## Goal A
Which people are named in the tag list of the blog post about biographies becoming parables?
## Goal B
In the records, rewrite the lines starting with the line with "bar-value-label: 20: [745, 309, 769, 332]" and going on through the line with "x-gridline: [789, 63, 791, 490]". Replace "x-gridline" with "vertical-gridline" and leave everything else unchanged.

## Selected passage
----

• About
  • Photography

The Bully Pulpit

~ (n): An office or position that provides its occupant with an outstanding opportunity to speak out on any issue.

The Bully Pulpit

Tag Archives: William Goffe

When Biographies Become Parables

01 Sunday Nov 2015

Posted by jrbenjamin in Literature

≈ Leave a comment

Tags

Arctic Adventure, Charles I, Edgar Allen Poe, Edward Whalley, Fiction, literature, M.M. Bakhtin, Parable, Paul Auster, Peter Freuchen, Sarah Winchester, Short Story, Story, The Locked Room, The New York Trilogy, The Pit and the Pendulum, William Goffe, Winchester Mystery House

POLARFORSKEREN OG FORFATTEREN PETER FREUCHEN MED SIN 2 KONE SKUESPILLER MAGDALENE VANG LAURIDSEN.

“I once knew a bum who spoke like a Shakespearean actor, a battered, middle-aged alcoholic with scabs on his face and rags for clothes, who slept on the street and begged money from me constantly. Yet he had once been the owner of an art gallery on Madison Avenue.

----

## Records for this task
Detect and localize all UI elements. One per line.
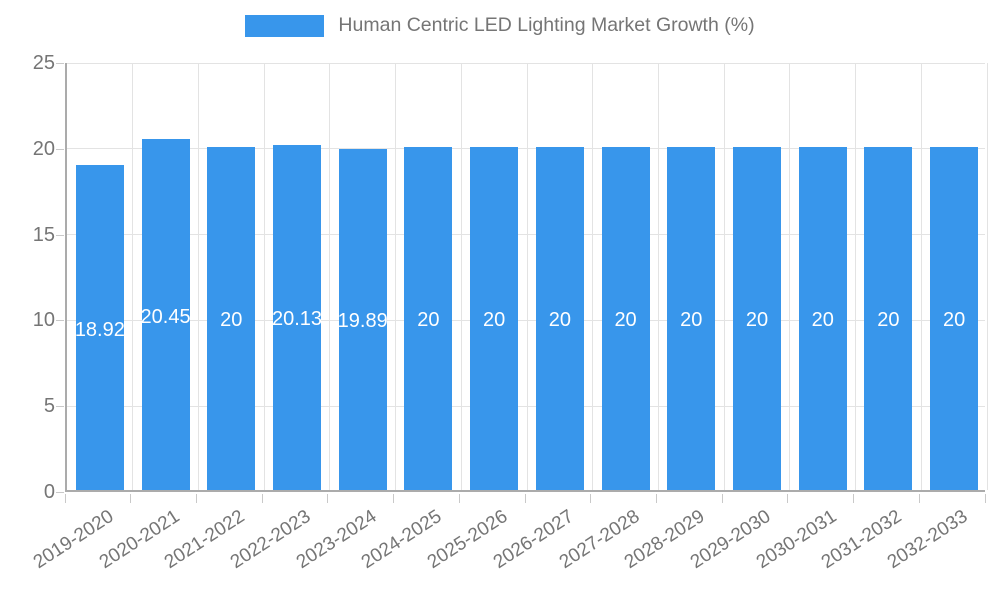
bar-value-label: 20: [745, 309, 769, 332]
x-gridline: [723, 63, 725, 490]
x-gridline: [592, 63, 594, 490]
x-axis-tick: [590, 494, 592, 503]
bar-value-label: 20: [483, 309, 506, 332]
x-gridline: [263, 63, 265, 490]
bar-2022-2023: [273, 144, 321, 490]
x-axis-tick: [393, 494, 395, 503]
y-gridline: [67, 405, 985, 407]
y-gridline: [67, 62, 985, 64]
x-axis-tick: [458, 494, 460, 503]
chart-legend: Human Centric LED Lighting Market Growth…: [0, 14, 1000, 37]
bar-2019-2020: [75, 165, 124, 490]
bar-2020-2021: [141, 139, 190, 490]
y-gridline: [67, 234, 985, 236]
y-axis-tick: [56, 406, 64, 408]
x-axis-tick: [327, 494, 329, 503]
y-axis-tick-label: 10: [32, 309, 55, 332]
x-axis-tick: [524, 494, 526, 503]
bar-value-label: 20.13: [271, 308, 323, 331]
bar-2025-2026: [470, 146, 519, 490]
x-gridline: [789, 63, 791, 490]
legend-item[interactable]: Human Centric LED Lighting Market Growth…: [245, 14, 755, 37]
y-axis-tick-label: 20: [32, 137, 55, 160]
bar-value-label: 20: [943, 309, 966, 332]
x-axis-tick: [787, 494, 789, 503]
x-axis-tick: [261, 494, 263, 503]
bar-2029-2030: [733, 146, 781, 490]
bar-2031-2032: [864, 146, 913, 490]
y-gridline: [67, 319, 985, 321]
x-gridline: [657, 63, 659, 490]
bar-2027-2028: [601, 146, 650, 490]
bar-value-label: 20: [548, 309, 571, 332]
y-axis-tick-label: 0: [43, 481, 55, 503]
y-axis-tick: [56, 234, 64, 236]
x-axis-tick: [721, 494, 723, 503]
bar-2026-2027: [535, 146, 584, 490]
x-axis-tick: [655, 494, 657, 503]
legend-label: Human Centric LED Lighting Market Growth…: [338, 14, 755, 36]
bar-2021-2022: [207, 146, 256, 490]
y-axis-tick: [56, 492, 64, 493]
x-gridline: [526, 63, 528, 490]
bar-value-label: 20: [417, 309, 440, 332]
y-axis-tick-label: 15: [32, 223, 55, 246]
bar-value-label: 20: [811, 309, 834, 332]
x-gridline: [329, 63, 331, 490]
y-axis-tick: [56, 148, 64, 150]
bar-2028-2029: [667, 146, 716, 490]
x-gridline: [395, 63, 397, 490]
y-axis-tick: [56, 63, 64, 64]
x-gridline: [920, 63, 922, 490]
x-axis-tick: [918, 494, 920, 503]
y-axis-tick: [56, 320, 64, 322]
x-gridline: [986, 63, 988, 490]
x-axis-tick: [64, 494, 66, 503]
bar-value-label: 18.92: [74, 318, 125, 341]
x-gridline: [855, 63, 857, 490]
bar-2032-2033: [930, 146, 979, 490]
bar-2023-2024: [338, 148, 387, 490]
x-axis-tick: [984, 494, 986, 503]
bar-value-label: 20.45: [140, 305, 191, 328]
bar-value-label: 20: [680, 309, 703, 332]
x-axis-tick: [130, 494, 132, 503]
bar-value-label: 20: [614, 309, 637, 332]
legend-color-swatch: [245, 14, 325, 37]
bar-2030-2031: [798, 146, 847, 490]
y-axis-tick-label: 5: [43, 395, 55, 418]
bar-value-label: 20: [220, 309, 243, 332]
x-gridline: [460, 63, 462, 490]
y-gridline: [67, 148, 985, 150]
x-axis-tick: [853, 494, 855, 503]
bar-value-label: 19.89: [337, 310, 388, 333]
bar-2024-2025: [404, 146, 453, 490]
x-gridline: [197, 63, 199, 490]
plot-area: 18.92 20.45 20 20.13 19.89 20 20 20 20 20 20 20 20 20: [65, 62, 988, 492]
bar-value-label: 20: [877, 309, 900, 332]
y-axis-tick-label: 25: [32, 52, 55, 74]
x-gridline: [132, 63, 134, 490]
x-axis-tick: [195, 494, 197, 503]
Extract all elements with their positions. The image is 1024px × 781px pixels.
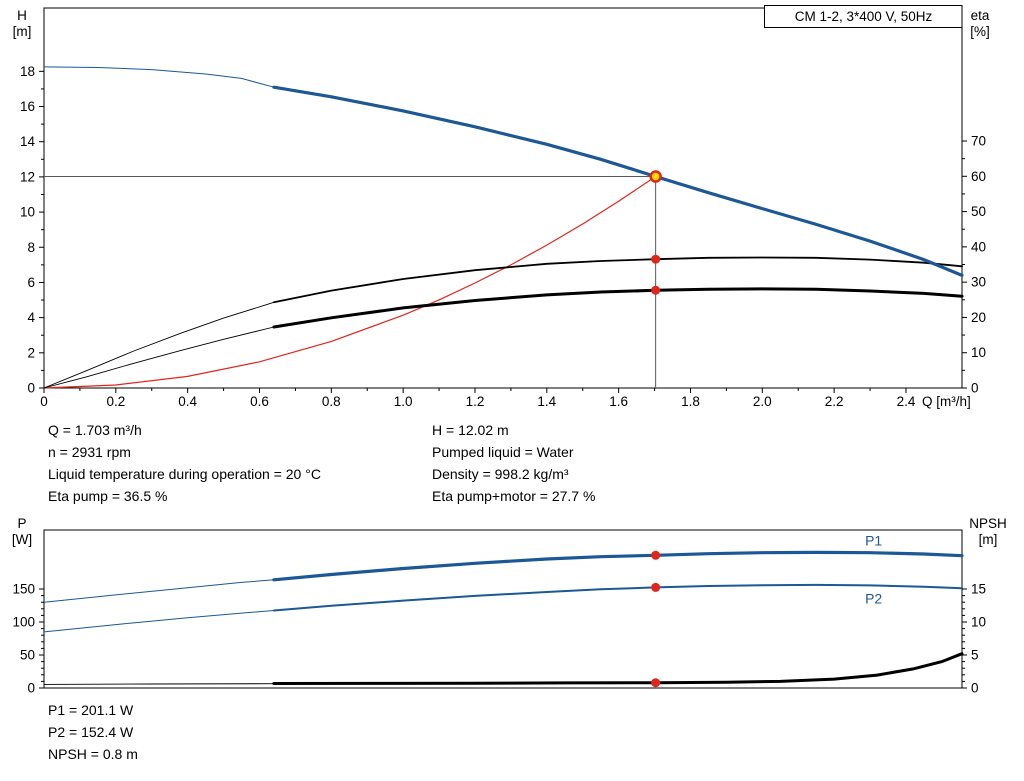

----

## Exercise response A
Charles I
Edgar Allen Poe
Edward Whalley
M.M. Bakhtin
Paul Auster
Peter Freuchen
Sarah Winchester
William Goffe

## Exercise response B
bar-value-label: 20: [745, 309, 769, 332]
vertical-gridline: [723, 63, 725, 490]
vertical-gridline: [592, 63, 594, 490]
x-axis-tick: [590, 494, 592, 503]
bar-value-label: 20: [483, 309, 506, 332]
vertical-gridline: [263, 63, 265, 490]
bar-2022-2023: [273, 144, 321, 490]
x-axis-tick: [393, 494, 395, 503]
y-gridline: [67, 405, 985, 407]
y-gridline: [67, 62, 985, 64]
x-axis-tick: [458, 494, 460, 503]
chart-legend: Human Centric LED Lighting Market Growth…: [0, 14, 1000, 37]
bar-2019-2020: [75, 165, 124, 490]
bar-2020-2021: [141, 139, 190, 490]
y-gridline: [67, 234, 985, 236]
y-axis-tick: [56, 406, 64, 408]
x-axis-tick: [327, 494, 329, 503]
y-axis-tick-label: 10: [32, 309, 55, 332]
x-axis-tick: [524, 494, 526, 503]
bar-value-label: 20.13: [271, 308, 323, 331]
bar-2025-2026: [470, 146, 519, 490]
vertical-gridline: [789, 63, 791, 490]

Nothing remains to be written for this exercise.